Dataset items

----------

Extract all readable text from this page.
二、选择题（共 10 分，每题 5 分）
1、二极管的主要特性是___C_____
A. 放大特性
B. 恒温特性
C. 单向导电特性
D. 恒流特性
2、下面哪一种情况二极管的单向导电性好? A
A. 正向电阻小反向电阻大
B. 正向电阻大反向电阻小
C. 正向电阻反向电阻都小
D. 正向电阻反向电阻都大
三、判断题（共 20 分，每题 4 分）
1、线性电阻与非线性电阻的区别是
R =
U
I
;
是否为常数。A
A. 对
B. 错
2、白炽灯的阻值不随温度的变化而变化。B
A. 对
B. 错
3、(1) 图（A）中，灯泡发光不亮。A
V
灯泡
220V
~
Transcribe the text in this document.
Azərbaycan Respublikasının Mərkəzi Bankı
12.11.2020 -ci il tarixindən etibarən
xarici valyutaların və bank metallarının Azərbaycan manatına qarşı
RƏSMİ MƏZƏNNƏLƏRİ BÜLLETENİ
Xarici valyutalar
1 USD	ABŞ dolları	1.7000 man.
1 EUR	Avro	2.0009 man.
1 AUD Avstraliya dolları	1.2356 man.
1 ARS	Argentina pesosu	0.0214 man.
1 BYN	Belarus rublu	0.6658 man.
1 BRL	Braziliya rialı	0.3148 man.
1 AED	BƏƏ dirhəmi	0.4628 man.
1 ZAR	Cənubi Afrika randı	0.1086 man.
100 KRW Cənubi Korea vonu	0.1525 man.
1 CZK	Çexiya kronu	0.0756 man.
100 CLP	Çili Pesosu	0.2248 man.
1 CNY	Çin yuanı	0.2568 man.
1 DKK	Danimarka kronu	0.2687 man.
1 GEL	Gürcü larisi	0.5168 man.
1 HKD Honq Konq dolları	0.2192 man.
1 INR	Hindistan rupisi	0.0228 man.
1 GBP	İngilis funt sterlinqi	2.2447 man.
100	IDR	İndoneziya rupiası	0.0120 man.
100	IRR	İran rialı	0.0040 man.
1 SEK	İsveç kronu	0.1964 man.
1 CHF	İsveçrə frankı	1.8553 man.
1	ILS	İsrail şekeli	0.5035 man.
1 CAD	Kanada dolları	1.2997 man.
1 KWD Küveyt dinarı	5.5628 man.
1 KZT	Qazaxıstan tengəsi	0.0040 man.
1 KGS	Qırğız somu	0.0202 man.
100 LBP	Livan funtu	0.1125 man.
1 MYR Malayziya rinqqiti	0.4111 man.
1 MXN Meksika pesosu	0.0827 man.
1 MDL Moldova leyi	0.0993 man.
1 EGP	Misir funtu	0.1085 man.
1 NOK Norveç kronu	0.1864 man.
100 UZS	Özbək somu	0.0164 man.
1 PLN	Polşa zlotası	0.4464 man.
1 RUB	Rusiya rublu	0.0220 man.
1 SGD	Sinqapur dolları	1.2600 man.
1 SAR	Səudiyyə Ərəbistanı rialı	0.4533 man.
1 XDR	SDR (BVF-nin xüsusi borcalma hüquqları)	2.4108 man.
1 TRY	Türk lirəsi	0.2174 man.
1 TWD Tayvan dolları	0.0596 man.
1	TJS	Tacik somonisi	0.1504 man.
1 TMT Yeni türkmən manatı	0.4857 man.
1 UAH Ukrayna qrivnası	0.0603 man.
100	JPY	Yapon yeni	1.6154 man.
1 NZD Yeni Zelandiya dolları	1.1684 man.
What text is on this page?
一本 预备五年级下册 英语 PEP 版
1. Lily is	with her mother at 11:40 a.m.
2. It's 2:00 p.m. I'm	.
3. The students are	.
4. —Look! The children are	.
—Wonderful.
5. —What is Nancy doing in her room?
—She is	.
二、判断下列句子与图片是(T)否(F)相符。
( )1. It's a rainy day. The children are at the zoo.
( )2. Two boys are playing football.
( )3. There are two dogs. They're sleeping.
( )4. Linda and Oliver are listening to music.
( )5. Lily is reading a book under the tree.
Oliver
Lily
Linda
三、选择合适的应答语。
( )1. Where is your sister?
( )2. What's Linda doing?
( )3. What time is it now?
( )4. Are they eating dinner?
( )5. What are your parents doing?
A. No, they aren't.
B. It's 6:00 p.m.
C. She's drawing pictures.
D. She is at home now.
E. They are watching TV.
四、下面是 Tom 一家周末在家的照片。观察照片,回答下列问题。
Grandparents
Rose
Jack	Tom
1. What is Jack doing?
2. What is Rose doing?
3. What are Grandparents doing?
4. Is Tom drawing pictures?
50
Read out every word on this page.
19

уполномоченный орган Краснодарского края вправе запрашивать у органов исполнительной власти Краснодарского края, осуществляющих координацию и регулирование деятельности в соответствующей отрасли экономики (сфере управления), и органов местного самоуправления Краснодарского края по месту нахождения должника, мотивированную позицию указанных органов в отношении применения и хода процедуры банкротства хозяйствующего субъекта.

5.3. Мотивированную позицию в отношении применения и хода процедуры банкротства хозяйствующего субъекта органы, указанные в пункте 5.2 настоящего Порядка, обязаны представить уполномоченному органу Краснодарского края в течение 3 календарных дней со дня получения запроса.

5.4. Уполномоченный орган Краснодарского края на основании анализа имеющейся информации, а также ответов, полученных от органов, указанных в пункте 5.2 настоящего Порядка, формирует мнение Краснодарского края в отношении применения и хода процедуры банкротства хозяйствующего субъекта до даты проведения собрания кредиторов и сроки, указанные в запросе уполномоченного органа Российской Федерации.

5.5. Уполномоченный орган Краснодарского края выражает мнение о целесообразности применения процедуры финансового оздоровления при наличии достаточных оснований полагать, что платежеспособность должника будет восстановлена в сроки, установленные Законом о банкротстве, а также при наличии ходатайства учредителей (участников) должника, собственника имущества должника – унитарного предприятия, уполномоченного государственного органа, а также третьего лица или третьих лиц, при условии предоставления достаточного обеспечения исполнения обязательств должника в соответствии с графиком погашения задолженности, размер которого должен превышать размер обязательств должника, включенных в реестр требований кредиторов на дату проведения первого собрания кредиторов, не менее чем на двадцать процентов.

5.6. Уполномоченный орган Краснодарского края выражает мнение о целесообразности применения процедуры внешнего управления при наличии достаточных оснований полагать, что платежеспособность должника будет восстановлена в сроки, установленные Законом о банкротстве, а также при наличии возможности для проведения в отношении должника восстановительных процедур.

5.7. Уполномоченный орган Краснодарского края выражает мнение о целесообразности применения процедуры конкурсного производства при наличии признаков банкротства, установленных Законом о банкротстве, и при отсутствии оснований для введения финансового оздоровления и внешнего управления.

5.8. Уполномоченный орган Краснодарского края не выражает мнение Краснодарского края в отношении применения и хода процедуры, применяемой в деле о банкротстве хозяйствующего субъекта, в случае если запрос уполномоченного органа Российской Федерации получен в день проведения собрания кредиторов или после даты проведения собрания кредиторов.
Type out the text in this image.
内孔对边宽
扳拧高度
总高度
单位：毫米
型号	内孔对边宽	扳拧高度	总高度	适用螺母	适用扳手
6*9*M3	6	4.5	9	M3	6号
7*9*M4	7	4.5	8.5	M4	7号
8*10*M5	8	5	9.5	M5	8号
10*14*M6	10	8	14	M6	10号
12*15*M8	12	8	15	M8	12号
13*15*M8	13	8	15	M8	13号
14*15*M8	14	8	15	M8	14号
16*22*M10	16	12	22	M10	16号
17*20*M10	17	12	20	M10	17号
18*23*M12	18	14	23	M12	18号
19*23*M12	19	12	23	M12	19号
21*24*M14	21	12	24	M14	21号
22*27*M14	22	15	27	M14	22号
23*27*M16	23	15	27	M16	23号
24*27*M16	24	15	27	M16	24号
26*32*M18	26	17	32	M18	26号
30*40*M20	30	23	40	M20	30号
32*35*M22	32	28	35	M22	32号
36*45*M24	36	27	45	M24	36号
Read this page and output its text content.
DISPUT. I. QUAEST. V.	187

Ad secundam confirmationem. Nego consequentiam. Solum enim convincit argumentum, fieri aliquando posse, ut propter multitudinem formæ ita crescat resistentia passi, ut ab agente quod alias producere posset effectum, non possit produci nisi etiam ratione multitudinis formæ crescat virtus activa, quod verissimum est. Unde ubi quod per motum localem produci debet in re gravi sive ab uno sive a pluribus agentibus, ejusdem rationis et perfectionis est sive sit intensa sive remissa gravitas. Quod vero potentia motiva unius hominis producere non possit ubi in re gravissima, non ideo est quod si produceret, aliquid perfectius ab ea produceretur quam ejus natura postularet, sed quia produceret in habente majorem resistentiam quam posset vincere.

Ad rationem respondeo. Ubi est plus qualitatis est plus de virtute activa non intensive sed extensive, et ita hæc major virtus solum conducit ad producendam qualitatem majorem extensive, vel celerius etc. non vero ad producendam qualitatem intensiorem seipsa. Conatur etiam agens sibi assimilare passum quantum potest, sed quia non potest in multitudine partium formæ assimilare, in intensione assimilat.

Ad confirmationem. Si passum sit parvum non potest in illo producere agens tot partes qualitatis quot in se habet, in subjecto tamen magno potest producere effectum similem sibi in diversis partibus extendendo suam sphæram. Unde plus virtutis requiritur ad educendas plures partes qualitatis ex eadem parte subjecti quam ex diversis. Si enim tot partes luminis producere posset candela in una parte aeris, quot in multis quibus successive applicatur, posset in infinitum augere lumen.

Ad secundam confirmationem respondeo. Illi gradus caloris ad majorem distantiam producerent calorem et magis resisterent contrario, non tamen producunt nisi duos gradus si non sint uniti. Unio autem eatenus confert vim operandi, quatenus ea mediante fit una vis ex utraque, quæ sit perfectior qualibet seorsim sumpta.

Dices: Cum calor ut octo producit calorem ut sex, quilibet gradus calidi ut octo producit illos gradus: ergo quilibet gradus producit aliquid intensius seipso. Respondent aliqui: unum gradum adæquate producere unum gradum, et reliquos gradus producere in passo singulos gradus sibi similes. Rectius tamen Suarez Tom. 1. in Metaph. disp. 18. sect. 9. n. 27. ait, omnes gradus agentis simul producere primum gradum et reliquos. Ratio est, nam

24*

----------

Short task |
Among the lines of the material above, how many include the string "confirmationem"? Report only that number.

Task answer |
3